WRITTEN EXERCISE:
Read the entries below and pull out each line with the string "should".

Begin

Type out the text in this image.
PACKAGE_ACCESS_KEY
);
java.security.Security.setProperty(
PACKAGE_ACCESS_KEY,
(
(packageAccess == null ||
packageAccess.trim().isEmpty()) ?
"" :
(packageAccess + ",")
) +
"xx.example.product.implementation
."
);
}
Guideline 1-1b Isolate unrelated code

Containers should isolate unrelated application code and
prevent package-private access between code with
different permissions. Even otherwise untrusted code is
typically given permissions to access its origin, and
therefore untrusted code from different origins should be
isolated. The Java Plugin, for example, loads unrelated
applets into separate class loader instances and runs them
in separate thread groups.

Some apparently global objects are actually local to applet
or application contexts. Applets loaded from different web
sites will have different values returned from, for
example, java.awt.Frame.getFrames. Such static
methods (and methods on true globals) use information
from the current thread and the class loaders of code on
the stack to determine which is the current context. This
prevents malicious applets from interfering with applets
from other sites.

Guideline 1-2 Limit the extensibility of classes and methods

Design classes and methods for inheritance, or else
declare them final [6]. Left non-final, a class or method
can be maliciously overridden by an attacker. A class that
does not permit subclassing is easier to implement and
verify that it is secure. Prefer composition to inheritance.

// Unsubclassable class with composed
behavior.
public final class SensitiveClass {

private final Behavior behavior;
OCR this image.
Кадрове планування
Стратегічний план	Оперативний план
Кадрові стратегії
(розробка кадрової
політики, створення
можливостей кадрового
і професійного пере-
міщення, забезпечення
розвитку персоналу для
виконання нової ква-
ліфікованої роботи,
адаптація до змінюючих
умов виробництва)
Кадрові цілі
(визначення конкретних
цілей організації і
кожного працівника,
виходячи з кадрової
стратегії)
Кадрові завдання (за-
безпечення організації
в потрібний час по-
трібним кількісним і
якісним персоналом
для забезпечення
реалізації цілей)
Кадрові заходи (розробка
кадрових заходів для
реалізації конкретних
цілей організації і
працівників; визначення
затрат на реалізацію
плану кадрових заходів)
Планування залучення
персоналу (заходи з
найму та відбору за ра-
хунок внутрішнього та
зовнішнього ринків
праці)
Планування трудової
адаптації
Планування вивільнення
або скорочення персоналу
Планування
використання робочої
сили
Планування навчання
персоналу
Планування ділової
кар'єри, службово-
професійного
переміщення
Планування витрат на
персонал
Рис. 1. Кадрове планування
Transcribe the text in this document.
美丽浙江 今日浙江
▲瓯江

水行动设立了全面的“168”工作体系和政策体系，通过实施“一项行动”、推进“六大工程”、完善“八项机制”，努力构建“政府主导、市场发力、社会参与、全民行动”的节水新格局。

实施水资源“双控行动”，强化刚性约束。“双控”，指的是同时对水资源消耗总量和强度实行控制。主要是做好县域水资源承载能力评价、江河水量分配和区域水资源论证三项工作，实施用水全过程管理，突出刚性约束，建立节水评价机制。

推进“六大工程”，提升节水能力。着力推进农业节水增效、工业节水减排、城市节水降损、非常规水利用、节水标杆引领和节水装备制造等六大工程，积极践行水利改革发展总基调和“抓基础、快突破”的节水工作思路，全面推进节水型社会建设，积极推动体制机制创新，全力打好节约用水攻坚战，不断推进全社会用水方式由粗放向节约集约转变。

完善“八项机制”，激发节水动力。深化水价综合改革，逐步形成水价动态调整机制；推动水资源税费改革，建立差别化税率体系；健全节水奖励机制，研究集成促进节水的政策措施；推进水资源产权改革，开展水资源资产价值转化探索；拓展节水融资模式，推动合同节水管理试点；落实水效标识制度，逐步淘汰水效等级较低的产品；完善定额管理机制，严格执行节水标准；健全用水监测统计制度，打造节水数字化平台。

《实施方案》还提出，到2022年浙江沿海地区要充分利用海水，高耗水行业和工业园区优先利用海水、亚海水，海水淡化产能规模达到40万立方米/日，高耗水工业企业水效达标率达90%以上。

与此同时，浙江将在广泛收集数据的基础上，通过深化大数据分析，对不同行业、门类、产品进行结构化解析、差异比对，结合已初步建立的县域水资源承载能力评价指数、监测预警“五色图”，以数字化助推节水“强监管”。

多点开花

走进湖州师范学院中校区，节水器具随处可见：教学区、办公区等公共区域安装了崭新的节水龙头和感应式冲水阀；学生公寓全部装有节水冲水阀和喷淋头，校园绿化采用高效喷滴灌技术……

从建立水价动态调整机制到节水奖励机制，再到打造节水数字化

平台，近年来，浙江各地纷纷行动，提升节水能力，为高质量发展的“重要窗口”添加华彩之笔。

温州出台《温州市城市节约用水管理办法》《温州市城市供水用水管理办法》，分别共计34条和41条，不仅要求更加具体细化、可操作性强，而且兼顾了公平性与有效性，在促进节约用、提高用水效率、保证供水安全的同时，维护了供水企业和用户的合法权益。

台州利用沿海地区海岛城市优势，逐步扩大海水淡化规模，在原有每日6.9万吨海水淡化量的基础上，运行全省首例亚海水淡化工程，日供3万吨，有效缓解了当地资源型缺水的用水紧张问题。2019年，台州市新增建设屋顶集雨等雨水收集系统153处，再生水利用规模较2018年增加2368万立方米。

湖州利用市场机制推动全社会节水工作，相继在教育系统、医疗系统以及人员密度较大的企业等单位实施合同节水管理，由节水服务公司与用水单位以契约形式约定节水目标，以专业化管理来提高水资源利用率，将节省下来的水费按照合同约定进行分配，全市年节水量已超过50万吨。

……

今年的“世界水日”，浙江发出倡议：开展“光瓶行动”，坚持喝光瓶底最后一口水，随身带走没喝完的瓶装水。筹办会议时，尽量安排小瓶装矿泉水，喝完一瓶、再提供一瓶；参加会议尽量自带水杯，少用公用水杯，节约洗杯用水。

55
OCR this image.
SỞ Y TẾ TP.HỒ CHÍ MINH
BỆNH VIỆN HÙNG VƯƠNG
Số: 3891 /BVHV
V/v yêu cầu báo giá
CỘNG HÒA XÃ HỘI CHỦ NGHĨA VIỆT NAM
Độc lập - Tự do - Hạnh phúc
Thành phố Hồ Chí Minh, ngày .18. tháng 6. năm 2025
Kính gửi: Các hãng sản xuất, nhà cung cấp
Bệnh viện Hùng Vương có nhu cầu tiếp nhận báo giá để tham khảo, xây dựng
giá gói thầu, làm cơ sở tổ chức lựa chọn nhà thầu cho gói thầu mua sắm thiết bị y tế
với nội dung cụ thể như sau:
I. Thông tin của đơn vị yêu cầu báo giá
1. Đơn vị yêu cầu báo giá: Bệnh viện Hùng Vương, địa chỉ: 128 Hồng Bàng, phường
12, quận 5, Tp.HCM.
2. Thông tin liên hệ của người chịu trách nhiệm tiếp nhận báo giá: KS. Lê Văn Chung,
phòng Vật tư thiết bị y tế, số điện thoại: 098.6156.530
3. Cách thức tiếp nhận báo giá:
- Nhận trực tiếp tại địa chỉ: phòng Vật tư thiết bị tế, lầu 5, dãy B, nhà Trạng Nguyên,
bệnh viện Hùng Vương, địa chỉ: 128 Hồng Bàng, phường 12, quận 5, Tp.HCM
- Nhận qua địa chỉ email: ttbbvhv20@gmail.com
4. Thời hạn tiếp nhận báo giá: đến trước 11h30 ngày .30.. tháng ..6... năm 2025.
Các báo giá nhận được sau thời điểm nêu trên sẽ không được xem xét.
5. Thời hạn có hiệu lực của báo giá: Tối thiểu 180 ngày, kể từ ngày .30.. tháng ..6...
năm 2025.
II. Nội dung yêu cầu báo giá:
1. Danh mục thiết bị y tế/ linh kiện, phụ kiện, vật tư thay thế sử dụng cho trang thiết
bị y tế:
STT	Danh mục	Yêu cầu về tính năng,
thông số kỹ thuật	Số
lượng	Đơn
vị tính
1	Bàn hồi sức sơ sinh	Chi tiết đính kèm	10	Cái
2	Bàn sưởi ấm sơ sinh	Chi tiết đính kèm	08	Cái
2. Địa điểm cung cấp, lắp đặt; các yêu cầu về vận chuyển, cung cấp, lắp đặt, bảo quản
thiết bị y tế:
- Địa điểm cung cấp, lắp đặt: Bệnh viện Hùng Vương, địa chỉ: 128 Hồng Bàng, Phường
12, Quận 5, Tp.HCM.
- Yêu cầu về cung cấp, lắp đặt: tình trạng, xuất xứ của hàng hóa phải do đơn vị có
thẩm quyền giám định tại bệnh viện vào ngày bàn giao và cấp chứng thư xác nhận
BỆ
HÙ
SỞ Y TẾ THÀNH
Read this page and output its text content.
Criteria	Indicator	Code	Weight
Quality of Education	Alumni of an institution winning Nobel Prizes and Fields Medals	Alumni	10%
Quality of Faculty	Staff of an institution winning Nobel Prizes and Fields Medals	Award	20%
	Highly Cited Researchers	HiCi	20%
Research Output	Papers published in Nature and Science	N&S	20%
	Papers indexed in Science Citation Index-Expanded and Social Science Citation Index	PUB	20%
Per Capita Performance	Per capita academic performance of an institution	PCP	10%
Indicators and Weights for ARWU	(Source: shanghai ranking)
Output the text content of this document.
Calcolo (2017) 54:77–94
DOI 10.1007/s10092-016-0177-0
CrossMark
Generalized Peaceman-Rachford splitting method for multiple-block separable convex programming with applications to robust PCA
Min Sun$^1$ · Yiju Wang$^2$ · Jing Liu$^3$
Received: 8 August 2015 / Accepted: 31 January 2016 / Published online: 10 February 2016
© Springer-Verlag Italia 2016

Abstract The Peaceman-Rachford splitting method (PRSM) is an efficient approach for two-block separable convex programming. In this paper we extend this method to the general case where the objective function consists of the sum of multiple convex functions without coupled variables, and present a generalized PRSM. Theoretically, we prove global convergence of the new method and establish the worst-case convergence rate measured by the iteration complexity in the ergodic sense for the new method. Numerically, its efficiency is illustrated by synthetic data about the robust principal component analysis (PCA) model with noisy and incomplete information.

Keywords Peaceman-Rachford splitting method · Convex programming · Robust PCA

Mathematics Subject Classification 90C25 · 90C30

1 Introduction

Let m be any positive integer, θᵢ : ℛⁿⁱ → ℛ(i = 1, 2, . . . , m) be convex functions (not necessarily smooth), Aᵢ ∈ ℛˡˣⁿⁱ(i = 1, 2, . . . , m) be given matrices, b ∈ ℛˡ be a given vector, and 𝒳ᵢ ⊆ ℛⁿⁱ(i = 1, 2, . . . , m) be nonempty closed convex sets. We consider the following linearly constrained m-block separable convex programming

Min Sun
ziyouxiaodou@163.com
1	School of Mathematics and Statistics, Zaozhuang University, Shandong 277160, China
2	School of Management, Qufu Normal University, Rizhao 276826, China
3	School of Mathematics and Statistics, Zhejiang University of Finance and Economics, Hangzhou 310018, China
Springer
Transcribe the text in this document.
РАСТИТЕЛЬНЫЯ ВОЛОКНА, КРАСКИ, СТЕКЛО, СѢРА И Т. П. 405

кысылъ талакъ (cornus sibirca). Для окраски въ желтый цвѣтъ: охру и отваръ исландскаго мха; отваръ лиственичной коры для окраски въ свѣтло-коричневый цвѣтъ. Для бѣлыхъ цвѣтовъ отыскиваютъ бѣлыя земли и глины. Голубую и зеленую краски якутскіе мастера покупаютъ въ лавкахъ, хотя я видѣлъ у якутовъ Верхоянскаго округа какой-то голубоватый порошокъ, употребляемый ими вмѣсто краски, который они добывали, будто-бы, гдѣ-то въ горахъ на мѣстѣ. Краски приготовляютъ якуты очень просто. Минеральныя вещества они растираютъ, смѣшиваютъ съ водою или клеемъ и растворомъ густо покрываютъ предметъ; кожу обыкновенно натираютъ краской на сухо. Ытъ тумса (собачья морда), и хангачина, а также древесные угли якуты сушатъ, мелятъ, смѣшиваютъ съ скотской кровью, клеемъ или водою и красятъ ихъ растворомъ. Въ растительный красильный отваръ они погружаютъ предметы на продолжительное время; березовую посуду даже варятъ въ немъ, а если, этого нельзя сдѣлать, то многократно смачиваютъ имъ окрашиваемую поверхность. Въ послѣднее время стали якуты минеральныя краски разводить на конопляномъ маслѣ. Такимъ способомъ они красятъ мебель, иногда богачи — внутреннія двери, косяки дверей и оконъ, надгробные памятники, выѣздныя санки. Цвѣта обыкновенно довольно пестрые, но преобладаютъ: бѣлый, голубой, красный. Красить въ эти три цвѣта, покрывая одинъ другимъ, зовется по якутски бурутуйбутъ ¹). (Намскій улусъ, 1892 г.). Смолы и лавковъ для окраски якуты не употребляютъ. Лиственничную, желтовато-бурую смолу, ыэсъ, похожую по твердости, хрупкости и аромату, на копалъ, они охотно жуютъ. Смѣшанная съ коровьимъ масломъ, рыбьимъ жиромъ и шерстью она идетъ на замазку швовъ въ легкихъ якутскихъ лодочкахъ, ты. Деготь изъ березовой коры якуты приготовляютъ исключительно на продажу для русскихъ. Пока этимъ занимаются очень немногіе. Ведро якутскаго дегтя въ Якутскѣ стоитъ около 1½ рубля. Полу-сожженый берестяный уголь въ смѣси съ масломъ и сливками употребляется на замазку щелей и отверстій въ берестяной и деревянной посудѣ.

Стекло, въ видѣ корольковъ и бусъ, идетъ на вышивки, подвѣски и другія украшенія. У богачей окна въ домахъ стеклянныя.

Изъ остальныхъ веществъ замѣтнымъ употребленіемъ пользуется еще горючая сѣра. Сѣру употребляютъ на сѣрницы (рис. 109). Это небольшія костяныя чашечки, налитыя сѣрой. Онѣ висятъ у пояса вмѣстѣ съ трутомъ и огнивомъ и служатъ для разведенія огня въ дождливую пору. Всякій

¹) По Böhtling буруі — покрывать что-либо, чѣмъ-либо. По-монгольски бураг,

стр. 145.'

End

COMPLETE OUTPUT:
Containers should isolate unrelated application code and
therefore untrusted code from different origins should be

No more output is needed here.